━━ Given information
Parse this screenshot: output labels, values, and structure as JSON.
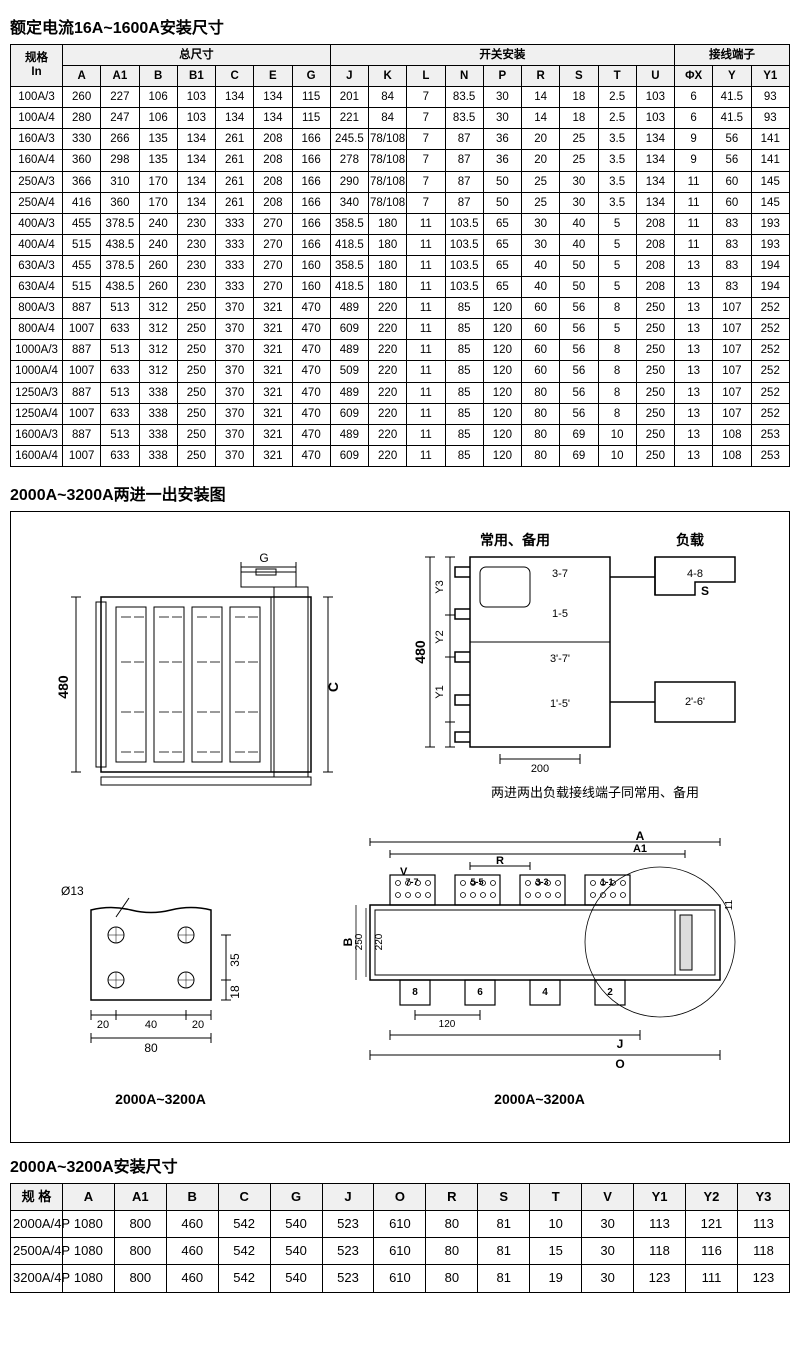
{
  "title1": "额定电流16A~1600A安装尺寸",
  "title2": "2000A~3200A两进一出安装图",
  "title3": "2000A~3200A安装尺寸",
  "table1": {
    "header_groups": [
      "规格\nIn",
      "总尺寸",
      "开关安装",
      "接线端子"
    ],
    "columns": [
      "A",
      "A1",
      "B",
      "B1",
      "C",
      "E",
      "G",
      "J",
      "K",
      "L",
      "N",
      "P",
      "R",
      "S",
      "T",
      "U",
      "ΦX",
      "Y",
      "Y1"
    ],
    "rows": [
      [
        "100A/3",
        "260",
        "227",
        "106",
        "103",
        "134",
        "134",
        "115",
        "201",
        "84",
        "7",
        "83.5",
        "30",
        "14",
        "18",
        "2.5",
        "103",
        "6",
        "41.5",
        "93"
      ],
      [
        "100A/4",
        "280",
        "247",
        "106",
        "103",
        "134",
        "134",
        "115",
        "221",
        "84",
        "7",
        "83.5",
        "30",
        "14",
        "18",
        "2.5",
        "103",
        "6",
        "41.5",
        "93"
      ],
      [
        "160A/3",
        "330",
        "266",
        "135",
        "134",
        "261",
        "208",
        "166",
        "245.5",
        "78/108",
        "7",
        "87",
        "36",
        "20",
        "25",
        "3.5",
        "134",
        "9",
        "56",
        "141"
      ],
      [
        "160A/4",
        "360",
        "298",
        "135",
        "134",
        "261",
        "208",
        "166",
        "278",
        "78/108",
        "7",
        "87",
        "36",
        "20",
        "25",
        "3.5",
        "134",
        "9",
        "56",
        "141"
      ],
      [
        "250A/3",
        "366",
        "310",
        "170",
        "134",
        "261",
        "208",
        "166",
        "290",
        "78/108",
        "7",
        "87",
        "50",
        "25",
        "30",
        "3.5",
        "134",
        "11",
        "60",
        "145"
      ],
      [
        "250A/4",
        "416",
        "360",
        "170",
        "134",
        "261",
        "208",
        "166",
        "340",
        "78/108",
        "7",
        "87",
        "50",
        "25",
        "30",
        "3.5",
        "134",
        "11",
        "60",
        "145"
      ],
      [
        "400A/3",
        "455",
        "378.5",
        "240",
        "230",
        "333",
        "270",
        "166",
        "358.5",
        "180",
        "11",
        "103.5",
        "65",
        "30",
        "40",
        "5",
        "208",
        "11",
        "83",
        "193"
      ],
      [
        "400A/4",
        "515",
        "438.5",
        "240",
        "230",
        "333",
        "270",
        "166",
        "418.5",
        "180",
        "11",
        "103.5",
        "65",
        "30",
        "40",
        "5",
        "208",
        "11",
        "83",
        "193"
      ],
      [
        "630A/3",
        "455",
        "378.5",
        "260",
        "230",
        "333",
        "270",
        "160",
        "358.5",
        "180",
        "11",
        "103.5",
        "65",
        "40",
        "50",
        "5",
        "208",
        "13",
        "83",
        "194"
      ],
      [
        "630A/4",
        "515",
        "438.5",
        "260",
        "230",
        "333",
        "270",
        "160",
        "418.5",
        "180",
        "11",
        "103.5",
        "65",
        "40",
        "50",
        "5",
        "208",
        "13",
        "83",
        "194"
      ],
      [
        "800A/3",
        "887",
        "513",
        "312",
        "250",
        "370",
        "321",
        "470",
        "489",
        "220",
        "11",
        "85",
        "120",
        "60",
        "56",
        "8",
        "250",
        "13",
        "107",
        "252"
      ],
      [
        "800A/4",
        "1007",
        "633",
        "312",
        "250",
        "370",
        "321",
        "470",
        "609",
        "220",
        "11",
        "85",
        "120",
        "60",
        "56",
        "5",
        "250",
        "13",
        "107",
        "252"
      ],
      [
        "1000A/3",
        "887",
        "513",
        "312",
        "250",
        "370",
        "321",
        "470",
        "489",
        "220",
        "11",
        "85",
        "120",
        "60",
        "56",
        "8",
        "250",
        "13",
        "107",
        "252"
      ],
      [
        "1000A/4",
        "1007",
        "633",
        "312",
        "250",
        "370",
        "321",
        "470",
        "509",
        "220",
        "11",
        "85",
        "120",
        "60",
        "56",
        "8",
        "250",
        "13",
        "107",
        "252"
      ],
      [
        "1250A/3",
        "887",
        "513",
        "338",
        "250",
        "370",
        "321",
        "470",
        "489",
        "220",
        "11",
        "85",
        "120",
        "80",
        "56",
        "8",
        "250",
        "13",
        "107",
        "252"
      ],
      [
        "1250A/4",
        "1007",
        "633",
        "338",
        "250",
        "370",
        "321",
        "470",
        "609",
        "220",
        "11",
        "85",
        "120",
        "80",
        "56",
        "8",
        "250",
        "13",
        "107",
        "252"
      ],
      [
        "1600A/3",
        "887",
        "513",
        "338",
        "250",
        "370",
        "321",
        "470",
        "489",
        "220",
        "11",
        "85",
        "120",
        "80",
        "69",
        "10",
        "250",
        "13",
        "108",
        "253"
      ],
      [
        "1600A/4",
        "1007",
        "633",
        "338",
        "250",
        "370",
        "321",
        "470",
        "609",
        "220",
        "11",
        "85",
        "120",
        "80",
        "69",
        "10",
        "250",
        "13",
        "108",
        "253"
      ]
    ]
  },
  "table2": {
    "columns": [
      "规 格",
      "A",
      "A1",
      "B",
      "C",
      "G",
      "J",
      "O",
      "R",
      "S",
      "T",
      "V",
      "Y1",
      "Y2",
      "Y3"
    ],
    "rows": [
      [
        "2000A/4P",
        "1080",
        "800",
        "460",
        "542",
        "540",
        "523",
        "610",
        "80",
        "81",
        "10",
        "30",
        "113",
        "121",
        "113"
      ],
      [
        "2500A/4P",
        "1080",
        "800",
        "460",
        "542",
        "540",
        "523",
        "610",
        "80",
        "81",
        "15",
        "30",
        "118",
        "116",
        "118"
      ],
      [
        "3200A/4P",
        "1080",
        "800",
        "460",
        "542",
        "540",
        "523",
        "610",
        "80",
        "81",
        "19",
        "30",
        "123",
        "111",
        "123"
      ]
    ]
  },
  "diagram": {
    "label_top_left": "常用、备用",
    "label_top_right": "负载",
    "label_caption": "两进两出负载接线端子同常用、备用",
    "label_range": "2000A~3200A",
    "dim_480": "480",
    "dim_C": "C",
    "dim_G": "G",
    "dim_200": "200",
    "dim_Y1": "Y1",
    "dim_Y2": "Y2",
    "dim_Y3": "Y3",
    "dim_S": "S",
    "dim_37": "3-7",
    "dim_15": "1-5",
    "dim_37b": "3'-7'",
    "dim_15b": "1'-5'",
    "dim_48": "4-8",
    "dim_26": "2'-6'",
    "dim_phi13": "Ø13",
    "dim_35": "35",
    "dim_18": "18",
    "dim_20": "20",
    "dim_40": "40",
    "dim_80": "80",
    "dim_A": "A",
    "dim_A1": "A1",
    "dim_B": "B",
    "dim_250": "250",
    "dim_220": "220",
    "dim_R": "R",
    "dim_V": "V",
    "dim_11": "11",
    "dim_120": "120",
    "dim_J": "J",
    "dim_O": "O",
    "term_77": "7-7",
    "term_55": "5-5",
    "term_33": "3-3",
    "term_11t": "1-1",
    "term_8": "8",
    "term_6": "6",
    "term_4": "4",
    "term_2": "2"
  }
}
━━━━
Goal: Quote each line of the listing exactly, but leave the pictures out.

Solution to the exercise:
Parse this screenshot: output labels, values, and structure as JSON.
{
  "title1": "额定电流16A~1600A安装尺寸",
  "title2": "2000A~3200A两进一出安装图",
  "title3": "2000A~3200A安装尺寸",
  "table1": {
    "header_groups": [
      "规格\nIn",
      "总尺寸",
      "开关安装",
      "接线端子"
    ],
    "columns": [
      "A",
      "A1",
      "B",
      "B1",
      "C",
      "E",
      "G",
      "J",
      "K",
      "L",
      "N",
      "P",
      "R",
      "S",
      "T",
      "U",
      "ΦX",
      "Y",
      "Y1"
    ],
    "rows": [
      [
        "100A/3",
        "260",
        "227",
        "106",
        "103",
        "134",
        "134",
        "115",
        "201",
        "84",
        "7",
        "83.5",
        "30",
        "14",
        "18",
        "2.5",
        "103",
        "6",
        "41.5",
        "93"
      ],
      [
        "100A/4",
        "280",
        "247",
        "106",
        "103",
        "134",
        "134",
        "115",
        "221",
        "84",
        "7",
        "83.5",
        "30",
        "14",
        "18",
        "2.5",
        "103",
        "6",
        "41.5",
        "93"
      ],
      [
        "160A/3",
        "330",
        "266",
        "135",
        "134",
        "261",
        "208",
        "166",
        "245.5",
        "78/108",
        "7",
        "87",
        "36",
        "20",
        "25",
        "3.5",
        "134",
        "9",
        "56",
        "141"
      ],
      [
        "160A/4",
        "360",
        "298",
        "135",
        "134",
        "261",
        "208",
        "166",
        "278",
        "78/108",
        "7",
        "87",
        "36",
        "20",
        "25",
        "3.5",
        "134",
        "9",
        "56",
        "141"
      ],
      [
        "250A/3",
        "366",
        "310",
        "170",
        "134",
        "261",
        "208",
        "166",
        "290",
        "78/108",
        "7",
        "87",
        "50",
        "25",
        "30",
        "3.5",
        "134",
        "11",
        "60",
        "145"
      ],
      [
        "250A/4",
        "416",
        "360",
        "170",
        "134",
        "261",
        "208",
        "166",
        "340",
        "78/108",
        "7",
        "87",
        "50",
        "25",
        "30",
        "3.5",
        "134",
        "11",
        "60",
        "145"
      ],
      [
        "400A/3",
        "455",
        "378.5",
        "240",
        "230",
        "333",
        "270",
        "166",
        "358.5",
        "180",
        "11",
        "103.5",
        "65",
        "30",
        "40",
        "5",
        "208",
        "11",
        "83",
        "193"
      ],
      [
        "400A/4",
        "515",
        "438.5",
        "240",
        "230",
        "333",
        "270",
        "166",
        "418.5",
        "180",
        "11",
        "103.5",
        "65",
        "30",
        "40",
        "5",
        "208",
        "11",
        "83",
        "193"
      ],
      [
        "630A/3",
        "455",
        "378.5",
        "260",
        "230",
        "333",
        "270",
        "160",
        "358.5",
        "180",
        "11",
        "103.5",
        "65",
        "40",
        "50",
        "5",
        "208",
        "13",
        "83",
        "194"
      ],
      [
        "630A/4",
        "515",
        "438.5",
        "260",
        "230",
        "333",
        "270",
        "160",
        "418.5",
        "180",
        "11",
        "103.5",
        "65",
        "40",
        "50",
        "5",
        "208",
        "13",
        "83",
        "194"
      ],
      [
        "800A/3",
        "887",
        "513",
        "312",
        "250",
        "370",
        "321",
        "470",
        "489",
        "220",
        "11",
        "85",
        "120",
        "60",
        "56",
        "8",
        "250",
        "13",
        "107",
        "252"
      ],
      [
        "800A/4",
        "1007",
        "633",
        "312",
        "250",
        "370",
        "321",
        "470",
        "609",
        "220",
        "11",
        "85",
        "120",
        "60",
        "56",
        "5",
        "250",
        "13",
        "107",
        "252"
      ],
      [
        "1000A/3",
        "887",
        "513",
        "312",
        "250",
        "370",
        "321",
        "470",
        "489",
        "220",
        "11",
        "85",
        "120",
        "60",
        "56",
        "8",
        "250",
        "13",
        "107",
        "252"
      ],
      [
        "1000A/4",
        "1007",
        "633",
        "312",
        "250",
        "370",
        "321",
        "470",
        "509",
        "220",
        "11",
        "85",
        "120",
        "60",
        "56",
        "8",
        "250",
        "13",
        "107",
        "252"
      ],
      [
        "1250A/3",
        "887",
        "513",
        "338",
        "250",
        "370",
        "321",
        "470",
        "489",
        "220",
        "11",
        "85",
        "120",
        "80",
        "56",
        "8",
        "250",
        "13",
        "107",
        "252"
      ],
      [
        "1250A/4",
        "1007",
        "633",
        "338",
        "250",
        "370",
        "321",
        "470",
        "609",
        "220",
        "11",
        "85",
        "120",
        "80",
        "56",
        "8",
        "250",
        "13",
        "107",
        "252"
      ],
      [
        "1600A/3",
        "887",
        "513",
        "338",
        "250",
        "370",
        "321",
        "470",
        "489",
        "220",
        "11",
        "85",
        "120",
        "80",
        "69",
        "10",
        "250",
        "13",
        "108",
        "253"
      ],
      [
        "1600A/4",
        "1007",
        "633",
        "338",
        "250",
        "370",
        "321",
        "470",
        "609",
        "220",
        "11",
        "85",
        "120",
        "80",
        "69",
        "10",
        "250",
        "13",
        "108",
        "253"
      ]
    ]
  },
  "table2": {
    "columns": [
      "规 格",
      "A",
      "A1",
      "B",
      "C",
      "G",
      "J",
      "O",
      "R",
      "S",
      "T",
      "V",
      "Y1",
      "Y2",
      "Y3"
    ],
    "rows": [
      [
        "2000A/4P",
        "1080",
        "800",
        "460",
        "542",
        "540",
        "523",
        "610",
        "80",
        "81",
        "10",
        "30",
        "113",
        "121",
        "113"
      ],
      [
        "2500A/4P",
        "1080",
        "800",
        "460",
        "542",
        "540",
        "523",
        "610",
        "80",
        "81",
        "15",
        "30",
        "118",
        "116",
        "118"
      ],
      [
        "3200A/4P",
        "1080",
        "800",
        "460",
        "542",
        "540",
        "523",
        "610",
        "80",
        "81",
        "19",
        "30",
        "123",
        "111",
        "123"
      ]
    ]
  },
  "diagram": {
    "label_top_left": "常用、备用",
    "label_top_right": "负载",
    "label_caption": "两进两出负载接线端子同常用、备用",
    "label_range": "2000A~3200A",
    "dim_480": "480",
    "dim_C": "C",
    "dim_G": "G",
    "dim_200": "200",
    "dim_Y1": "Y1",
    "dim_Y2": "Y2",
    "dim_Y3": "Y3",
    "dim_S": "S",
    "dim_37": "3-7",
    "dim_15": "1-5",
    "dim_37b": "3'-7'",
    "dim_15b": "1'-5'",
    "dim_48": "4-8",
    "dim_26": "2'-6'",
    "dim_phi13": "Ø13",
    "dim_35": "35",
    "dim_18": "18",
    "dim_20": "20",
    "dim_40": "40",
    "dim_80": "80",
    "dim_A": "A",
    "dim_A1": "A1",
    "dim_B": "B",
    "dim_250": "250",
    "dim_220": "220",
    "dim_R": "R",
    "dim_V": "V",
    "dim_11": "11",
    "dim_120": "120",
    "dim_J": "J",
    "dim_O": "O",
    "term_77": "7-7",
    "term_55": "5-5",
    "term_33": "3-3",
    "term_11t": "1-1",
    "term_8": "8",
    "term_6": "6",
    "term_4": "4",
    "term_2": "2"
  }
}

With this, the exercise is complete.